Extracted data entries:
########

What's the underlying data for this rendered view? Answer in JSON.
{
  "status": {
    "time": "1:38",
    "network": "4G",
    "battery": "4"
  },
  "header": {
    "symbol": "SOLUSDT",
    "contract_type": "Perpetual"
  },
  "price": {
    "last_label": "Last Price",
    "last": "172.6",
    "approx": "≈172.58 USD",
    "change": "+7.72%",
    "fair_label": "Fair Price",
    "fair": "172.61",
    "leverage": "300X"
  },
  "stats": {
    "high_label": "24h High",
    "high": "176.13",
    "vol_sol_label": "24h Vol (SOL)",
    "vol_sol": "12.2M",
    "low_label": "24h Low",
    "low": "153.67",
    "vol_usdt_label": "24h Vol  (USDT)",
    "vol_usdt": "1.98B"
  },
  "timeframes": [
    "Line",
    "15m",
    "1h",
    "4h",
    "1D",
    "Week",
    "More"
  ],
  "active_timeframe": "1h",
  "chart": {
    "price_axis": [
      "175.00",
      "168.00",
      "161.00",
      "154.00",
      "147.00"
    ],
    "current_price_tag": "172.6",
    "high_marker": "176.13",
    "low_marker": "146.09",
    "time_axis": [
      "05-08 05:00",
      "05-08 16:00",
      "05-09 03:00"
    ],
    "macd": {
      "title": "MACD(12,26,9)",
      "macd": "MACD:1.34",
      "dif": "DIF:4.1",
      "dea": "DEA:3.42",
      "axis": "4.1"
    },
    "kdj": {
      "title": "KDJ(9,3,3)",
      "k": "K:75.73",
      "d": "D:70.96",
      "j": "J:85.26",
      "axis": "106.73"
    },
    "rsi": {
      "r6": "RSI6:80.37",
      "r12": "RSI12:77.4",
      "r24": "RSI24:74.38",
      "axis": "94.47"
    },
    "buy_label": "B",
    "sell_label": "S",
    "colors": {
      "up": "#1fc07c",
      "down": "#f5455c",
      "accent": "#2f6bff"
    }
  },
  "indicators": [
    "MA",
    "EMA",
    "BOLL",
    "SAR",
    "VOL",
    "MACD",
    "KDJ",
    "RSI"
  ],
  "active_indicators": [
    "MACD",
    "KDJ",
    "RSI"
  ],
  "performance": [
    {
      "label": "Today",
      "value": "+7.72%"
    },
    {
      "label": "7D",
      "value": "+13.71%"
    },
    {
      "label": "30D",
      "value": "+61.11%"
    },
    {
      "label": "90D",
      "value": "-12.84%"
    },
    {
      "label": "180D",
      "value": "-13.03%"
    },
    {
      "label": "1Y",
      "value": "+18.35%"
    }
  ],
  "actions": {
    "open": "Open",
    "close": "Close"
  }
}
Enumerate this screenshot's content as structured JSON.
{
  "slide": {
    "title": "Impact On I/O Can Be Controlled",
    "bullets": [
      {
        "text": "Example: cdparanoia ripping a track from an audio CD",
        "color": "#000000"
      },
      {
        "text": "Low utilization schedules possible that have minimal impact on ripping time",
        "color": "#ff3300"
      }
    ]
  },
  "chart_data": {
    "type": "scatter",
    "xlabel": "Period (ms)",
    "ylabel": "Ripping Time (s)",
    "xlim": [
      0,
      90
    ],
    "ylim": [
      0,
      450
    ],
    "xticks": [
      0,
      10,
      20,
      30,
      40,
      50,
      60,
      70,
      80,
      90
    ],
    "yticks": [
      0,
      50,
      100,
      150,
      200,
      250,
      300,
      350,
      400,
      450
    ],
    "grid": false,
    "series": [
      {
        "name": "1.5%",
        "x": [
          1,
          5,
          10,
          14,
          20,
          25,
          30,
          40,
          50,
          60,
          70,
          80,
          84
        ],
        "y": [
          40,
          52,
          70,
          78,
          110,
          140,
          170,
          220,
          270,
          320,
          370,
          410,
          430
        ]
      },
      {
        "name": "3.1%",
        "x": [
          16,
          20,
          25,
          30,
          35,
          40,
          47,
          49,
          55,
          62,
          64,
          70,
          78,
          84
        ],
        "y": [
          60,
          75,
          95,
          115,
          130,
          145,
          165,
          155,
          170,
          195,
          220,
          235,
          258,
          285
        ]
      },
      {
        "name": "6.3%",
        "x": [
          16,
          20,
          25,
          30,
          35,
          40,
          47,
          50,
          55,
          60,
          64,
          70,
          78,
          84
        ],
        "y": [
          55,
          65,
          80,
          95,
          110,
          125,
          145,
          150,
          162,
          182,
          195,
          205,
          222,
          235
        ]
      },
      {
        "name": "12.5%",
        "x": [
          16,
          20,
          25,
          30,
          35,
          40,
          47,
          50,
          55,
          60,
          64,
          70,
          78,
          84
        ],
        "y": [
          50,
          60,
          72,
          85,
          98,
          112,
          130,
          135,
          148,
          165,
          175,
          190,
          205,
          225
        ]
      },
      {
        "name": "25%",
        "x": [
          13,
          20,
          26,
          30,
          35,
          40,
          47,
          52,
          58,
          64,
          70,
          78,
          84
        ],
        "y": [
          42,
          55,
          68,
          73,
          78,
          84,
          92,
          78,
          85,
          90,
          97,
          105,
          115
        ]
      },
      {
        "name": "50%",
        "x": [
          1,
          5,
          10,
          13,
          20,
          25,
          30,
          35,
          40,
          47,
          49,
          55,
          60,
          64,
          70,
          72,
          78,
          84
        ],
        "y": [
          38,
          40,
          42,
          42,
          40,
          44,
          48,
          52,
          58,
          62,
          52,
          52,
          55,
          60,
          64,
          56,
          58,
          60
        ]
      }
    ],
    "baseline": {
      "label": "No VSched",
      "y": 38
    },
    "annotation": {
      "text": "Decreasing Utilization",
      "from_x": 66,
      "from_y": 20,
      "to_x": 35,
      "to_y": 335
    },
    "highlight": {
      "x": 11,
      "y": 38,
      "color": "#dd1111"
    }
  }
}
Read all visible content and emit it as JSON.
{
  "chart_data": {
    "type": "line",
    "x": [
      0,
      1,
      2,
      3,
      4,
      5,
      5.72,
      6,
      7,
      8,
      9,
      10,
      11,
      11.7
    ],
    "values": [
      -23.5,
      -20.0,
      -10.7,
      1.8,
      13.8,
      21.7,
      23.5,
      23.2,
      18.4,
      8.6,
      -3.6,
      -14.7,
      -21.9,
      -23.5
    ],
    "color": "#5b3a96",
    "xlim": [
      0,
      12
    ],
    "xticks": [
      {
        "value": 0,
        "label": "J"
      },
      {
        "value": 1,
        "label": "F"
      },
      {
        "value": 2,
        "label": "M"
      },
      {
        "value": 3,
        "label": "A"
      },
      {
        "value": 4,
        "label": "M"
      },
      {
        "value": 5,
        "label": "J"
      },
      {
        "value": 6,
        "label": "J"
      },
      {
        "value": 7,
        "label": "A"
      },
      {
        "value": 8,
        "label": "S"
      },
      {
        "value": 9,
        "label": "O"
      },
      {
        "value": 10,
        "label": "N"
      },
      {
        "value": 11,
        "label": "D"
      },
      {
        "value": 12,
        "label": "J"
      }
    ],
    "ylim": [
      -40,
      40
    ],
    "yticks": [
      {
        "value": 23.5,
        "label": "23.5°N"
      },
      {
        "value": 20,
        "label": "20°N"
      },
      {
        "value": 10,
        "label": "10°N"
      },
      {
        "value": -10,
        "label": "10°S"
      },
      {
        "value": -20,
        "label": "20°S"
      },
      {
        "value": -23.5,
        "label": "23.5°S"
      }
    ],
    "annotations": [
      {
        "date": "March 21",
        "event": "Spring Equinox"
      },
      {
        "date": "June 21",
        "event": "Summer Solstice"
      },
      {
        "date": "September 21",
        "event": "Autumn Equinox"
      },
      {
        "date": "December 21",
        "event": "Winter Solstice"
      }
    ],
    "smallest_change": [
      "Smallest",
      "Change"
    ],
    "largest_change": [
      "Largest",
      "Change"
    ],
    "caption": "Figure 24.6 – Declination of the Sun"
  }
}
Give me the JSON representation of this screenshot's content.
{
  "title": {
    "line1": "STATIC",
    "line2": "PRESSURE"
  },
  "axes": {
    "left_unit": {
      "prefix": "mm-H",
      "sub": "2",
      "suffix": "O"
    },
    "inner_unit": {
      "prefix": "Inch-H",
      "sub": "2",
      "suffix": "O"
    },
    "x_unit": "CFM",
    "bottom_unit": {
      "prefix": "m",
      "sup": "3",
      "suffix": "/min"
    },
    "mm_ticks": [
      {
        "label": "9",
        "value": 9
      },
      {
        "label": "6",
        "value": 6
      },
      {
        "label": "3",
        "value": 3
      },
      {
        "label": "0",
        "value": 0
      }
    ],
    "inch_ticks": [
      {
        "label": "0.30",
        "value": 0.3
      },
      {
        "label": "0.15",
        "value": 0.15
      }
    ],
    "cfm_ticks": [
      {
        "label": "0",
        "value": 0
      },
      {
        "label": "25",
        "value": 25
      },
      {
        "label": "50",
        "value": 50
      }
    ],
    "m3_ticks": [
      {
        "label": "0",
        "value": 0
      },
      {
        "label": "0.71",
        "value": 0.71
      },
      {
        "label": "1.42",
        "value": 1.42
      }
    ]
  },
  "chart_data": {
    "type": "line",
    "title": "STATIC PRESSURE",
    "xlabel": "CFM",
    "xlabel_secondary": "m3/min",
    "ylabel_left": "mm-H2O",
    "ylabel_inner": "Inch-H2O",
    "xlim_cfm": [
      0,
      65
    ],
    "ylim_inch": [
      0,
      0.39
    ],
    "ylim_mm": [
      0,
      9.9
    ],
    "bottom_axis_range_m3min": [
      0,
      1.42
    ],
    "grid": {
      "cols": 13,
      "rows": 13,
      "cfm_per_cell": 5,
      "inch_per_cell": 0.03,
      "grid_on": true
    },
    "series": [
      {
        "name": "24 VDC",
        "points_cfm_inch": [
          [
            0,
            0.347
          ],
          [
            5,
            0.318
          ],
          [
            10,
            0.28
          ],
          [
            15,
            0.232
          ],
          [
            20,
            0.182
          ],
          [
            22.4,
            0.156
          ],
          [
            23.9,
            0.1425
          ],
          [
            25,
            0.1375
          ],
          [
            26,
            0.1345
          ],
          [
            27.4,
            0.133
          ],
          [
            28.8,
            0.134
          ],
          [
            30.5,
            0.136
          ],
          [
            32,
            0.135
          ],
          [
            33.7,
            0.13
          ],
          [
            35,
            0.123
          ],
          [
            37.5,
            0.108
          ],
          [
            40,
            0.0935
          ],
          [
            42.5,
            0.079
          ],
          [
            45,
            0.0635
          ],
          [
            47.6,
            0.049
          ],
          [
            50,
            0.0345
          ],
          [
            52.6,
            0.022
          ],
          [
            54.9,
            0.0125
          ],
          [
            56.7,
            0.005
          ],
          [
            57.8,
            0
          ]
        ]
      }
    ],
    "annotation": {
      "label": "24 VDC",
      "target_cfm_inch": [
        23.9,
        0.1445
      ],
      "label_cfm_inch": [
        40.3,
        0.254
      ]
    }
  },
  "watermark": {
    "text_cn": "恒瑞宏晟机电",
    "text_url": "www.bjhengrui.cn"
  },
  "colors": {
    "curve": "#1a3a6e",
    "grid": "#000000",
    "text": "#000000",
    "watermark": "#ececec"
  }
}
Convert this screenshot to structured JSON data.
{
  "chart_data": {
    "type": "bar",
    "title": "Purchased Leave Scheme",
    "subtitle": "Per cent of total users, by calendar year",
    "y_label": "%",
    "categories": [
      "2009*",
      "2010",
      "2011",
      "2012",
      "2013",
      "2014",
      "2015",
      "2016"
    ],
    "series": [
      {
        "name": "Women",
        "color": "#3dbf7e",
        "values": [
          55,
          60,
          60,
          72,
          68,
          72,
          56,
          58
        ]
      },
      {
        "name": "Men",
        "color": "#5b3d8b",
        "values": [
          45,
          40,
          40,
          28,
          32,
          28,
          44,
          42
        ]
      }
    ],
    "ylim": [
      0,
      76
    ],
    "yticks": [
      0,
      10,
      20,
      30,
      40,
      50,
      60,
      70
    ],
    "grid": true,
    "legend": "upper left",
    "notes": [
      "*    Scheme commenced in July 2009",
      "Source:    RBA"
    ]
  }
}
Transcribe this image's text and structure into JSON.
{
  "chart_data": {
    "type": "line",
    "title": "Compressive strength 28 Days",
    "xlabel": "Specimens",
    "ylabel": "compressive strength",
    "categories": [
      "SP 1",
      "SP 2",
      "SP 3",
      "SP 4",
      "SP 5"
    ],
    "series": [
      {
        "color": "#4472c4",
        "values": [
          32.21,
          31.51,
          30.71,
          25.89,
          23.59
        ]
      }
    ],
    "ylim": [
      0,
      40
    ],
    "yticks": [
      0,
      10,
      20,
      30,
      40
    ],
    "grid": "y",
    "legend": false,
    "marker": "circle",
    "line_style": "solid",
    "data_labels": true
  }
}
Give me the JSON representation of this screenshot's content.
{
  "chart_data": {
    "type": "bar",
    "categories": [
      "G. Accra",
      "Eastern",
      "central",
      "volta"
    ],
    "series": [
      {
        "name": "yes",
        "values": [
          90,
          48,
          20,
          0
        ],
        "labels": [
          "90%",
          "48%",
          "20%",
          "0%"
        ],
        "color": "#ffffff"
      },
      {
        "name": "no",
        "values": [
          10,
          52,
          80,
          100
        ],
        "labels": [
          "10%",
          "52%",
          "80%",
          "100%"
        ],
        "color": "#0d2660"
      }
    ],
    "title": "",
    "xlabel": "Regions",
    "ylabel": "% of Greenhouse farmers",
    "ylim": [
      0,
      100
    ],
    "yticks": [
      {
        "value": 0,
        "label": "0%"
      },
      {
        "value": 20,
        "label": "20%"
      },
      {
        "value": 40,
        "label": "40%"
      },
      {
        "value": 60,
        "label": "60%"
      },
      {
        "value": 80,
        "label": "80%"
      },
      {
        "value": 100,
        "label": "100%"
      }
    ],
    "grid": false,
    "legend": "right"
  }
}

########

Extract all lines containing the word "true".

RESULT BELOW:
      "grid_on": true
    "grid": true,
    "data_labels": true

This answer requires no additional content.